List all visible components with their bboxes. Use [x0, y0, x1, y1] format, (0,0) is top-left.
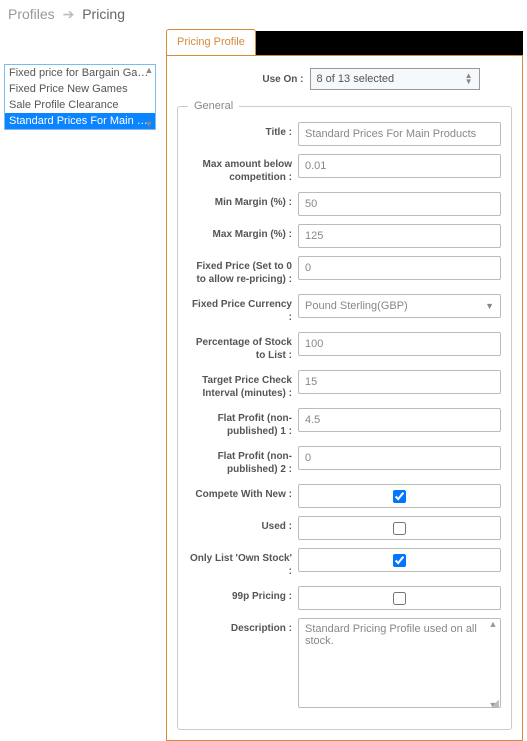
fixed-currency-select[interactable]: Pound Sterling(GBP) ▼: [298, 294, 501, 318]
compete-new-label: Compete With New :: [188, 484, 298, 501]
pricing-profile-panel: Use On : 8 of 13 selected ▲▼ General Tit…: [166, 56, 523, 741]
flat-profit-1-label: Flat Profit (non-published) 1 :: [188, 408, 298, 438]
pricing-99p-label: 99p Pricing :: [188, 586, 298, 603]
fixed-price-label: Fixed Price (Set to 0 to allow re-pricin…: [188, 256, 298, 286]
price-check-int-label: Target Price Check Interval (minutes) :: [188, 370, 298, 400]
scroll-up-icon[interactable]: ▲: [486, 619, 500, 629]
general-legend: General: [188, 100, 239, 112]
only-own-stock-checkbox[interactable]: [393, 554, 406, 567]
used-checkbox[interactable]: [393, 522, 406, 535]
fixed-price-input[interactable]: [298, 256, 501, 280]
tab-pricing-profile[interactable]: Pricing Profile: [166, 29, 256, 55]
profile-list-item[interactable]: Fixed price for Bargain Games: [5, 65, 155, 81]
description-textarea[interactable]: [298, 618, 501, 708]
profile-list-item[interactable]: Fixed Price New Games: [5, 81, 155, 97]
pct-stock-input[interactable]: [298, 332, 501, 356]
use-on-label: Use On :: [210, 74, 310, 85]
use-on-select[interactable]: 8 of 13 selected ▲▼: [310, 68, 480, 90]
pricing-99p-checkbox[interactable]: [393, 592, 406, 605]
chevron-right-icon: ➔: [63, 6, 75, 22]
min-margin-label: Min Margin (%) :: [188, 192, 298, 209]
profile-list-item[interactable]: Standard Prices For Main Products: [5, 113, 155, 129]
breadcrumb-parent[interactable]: Profiles: [8, 6, 55, 22]
price-check-int-input[interactable]: [298, 370, 501, 394]
flat-profit-2-label: Flat Profit (non-published) 2 :: [188, 446, 298, 476]
fixed-currency-value: Pound Sterling(GBP): [305, 300, 408, 312]
pct-stock-label: Percentage of Stock to List :: [188, 332, 298, 362]
profile-listbox[interactable]: Fixed price for Bargain GamesFixed Price…: [4, 64, 156, 130]
fixed-currency-label: Fixed Price Currency :: [188, 294, 298, 324]
profile-list-sidebar: Fixed price for Bargain GamesFixed Price…: [4, 64, 156, 130]
min-margin-input[interactable]: [298, 192, 501, 216]
tab-blackbar: [256, 31, 523, 55]
max-margin-label: Max Margin (%) :: [188, 224, 298, 241]
resize-handle-icon[interactable]: ◢: [491, 698, 499, 709]
updown-icon: ▲▼: [465, 73, 473, 85]
textarea-scrollbar[interactable]: ▲ ▼: [486, 619, 500, 710]
flat-profit-1-input[interactable]: [298, 408, 501, 432]
caret-down-icon: ▼: [485, 301, 494, 311]
compete-new-checkbox[interactable]: [393, 490, 406, 503]
description-label: Description :: [188, 618, 298, 635]
max-margin-input[interactable]: [298, 224, 501, 248]
general-fieldset: General Title : Max amount below competi…: [177, 100, 512, 730]
used-label: Used :: [188, 516, 298, 533]
breadcrumb-current: Pricing: [82, 6, 125, 22]
tabs: Pricing Profile: [166, 29, 523, 56]
only-own-stock-label: Only List 'Own Stock' :: [188, 548, 298, 578]
profile-list-item[interactable]: Sale Profile Clearance: [5, 97, 155, 113]
flat-profit-2-input[interactable]: [298, 446, 501, 470]
breadcrumb: Profiles ➔ Pricing: [0, 0, 527, 29]
max-below-comp-label: Max amount below competition :: [188, 154, 298, 184]
scroll-up-icon[interactable]: ▲: [143, 65, 155, 75]
title-label: Title :: [188, 122, 298, 139]
max-below-comp-input[interactable]: [298, 154, 501, 178]
use-on-value: 8 of 13 selected: [317, 73, 395, 85]
scroll-down-icon[interactable]: ▼: [143, 119, 155, 129]
listbox-scrollbar[interactable]: ▲ ▼: [143, 65, 155, 129]
title-input[interactable]: [298, 122, 501, 146]
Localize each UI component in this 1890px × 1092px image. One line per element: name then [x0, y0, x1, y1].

----

Reproduce the data lines starting at "fixed-currency-select[interactable]: Pound Sterling(GBP)" and ending at "fixed-currency-label: Fixed Price", with "Target Price Check Interval" swapped for "Repricing Interval" and nothing else altered.

fixed-currency-select[interactable]: Pound Sterling(GBP) ▼: [298, 294, 501, 318]
compete-new-label: Compete With New :: [188, 484, 298, 501]
pricing-profile-panel: Use On : 8 of 13 selected ▲▼ General Tit…: [166, 56, 523, 741]
flat-profit-1-label: Flat Profit (non-published) 1 :: [188, 408, 298, 438]
pricing-99p-label: 99p Pricing :: [188, 586, 298, 603]
fixed-price-label: Fixed Price (Set to 0 to allow re-pricin…: [188, 256, 298, 286]
price-check-int-label: Repricing Interval (minutes) :: [188, 370, 298, 400]
scroll-up-icon[interactable]: ▲: [486, 619, 500, 629]
general-legend: General: [188, 100, 239, 112]
only-own-stock-checkbox[interactable]: [393, 554, 406, 567]
used-checkbox[interactable]: [393, 522, 406, 535]
fixed-price-input[interactable]: [298, 256, 501, 280]
tab-pricing-profile[interactable]: Pricing Profile: [166, 29, 256, 55]
profile-list-item[interactable]: Fixed price for Bargain Games: [5, 65, 155, 81]
description-textarea[interactable]: [298, 618, 501, 708]
profile-list-item[interactable]: Fixed Price New Games: [5, 81, 155, 97]
pct-stock-input[interactable]: [298, 332, 501, 356]
use-on-label: Use On :: [210, 74, 310, 85]
use-on-select[interactable]: 8 of 13 selected ▲▼: [310, 68, 480, 90]
pricing-99p-checkbox[interactable]: [393, 592, 406, 605]
chevron-right-icon: ➔: [63, 6, 75, 22]
min-margin-label: Min Margin (%) :: [188, 192, 298, 209]
profile-list-item[interactable]: Standard Prices For Main Products: [5, 113, 155, 129]
breadcrumb-parent[interactable]: Profiles: [8, 6, 55, 22]
price-check-int-input[interactable]: [298, 370, 501, 394]
flat-profit-2-label: Flat Profit (non-published) 2 :: [188, 446, 298, 476]
fixed-currency-value: Pound Sterling(GBP): [305, 300, 408, 312]
pct-stock-label: Percentage of Stock to List :: [188, 332, 298, 362]
profile-listbox[interactable]: Fixed price for Bargain GamesFixed Price…: [4, 64, 156, 130]
fixed-currency-label: Fixed Price Currency :: [188, 294, 298, 324]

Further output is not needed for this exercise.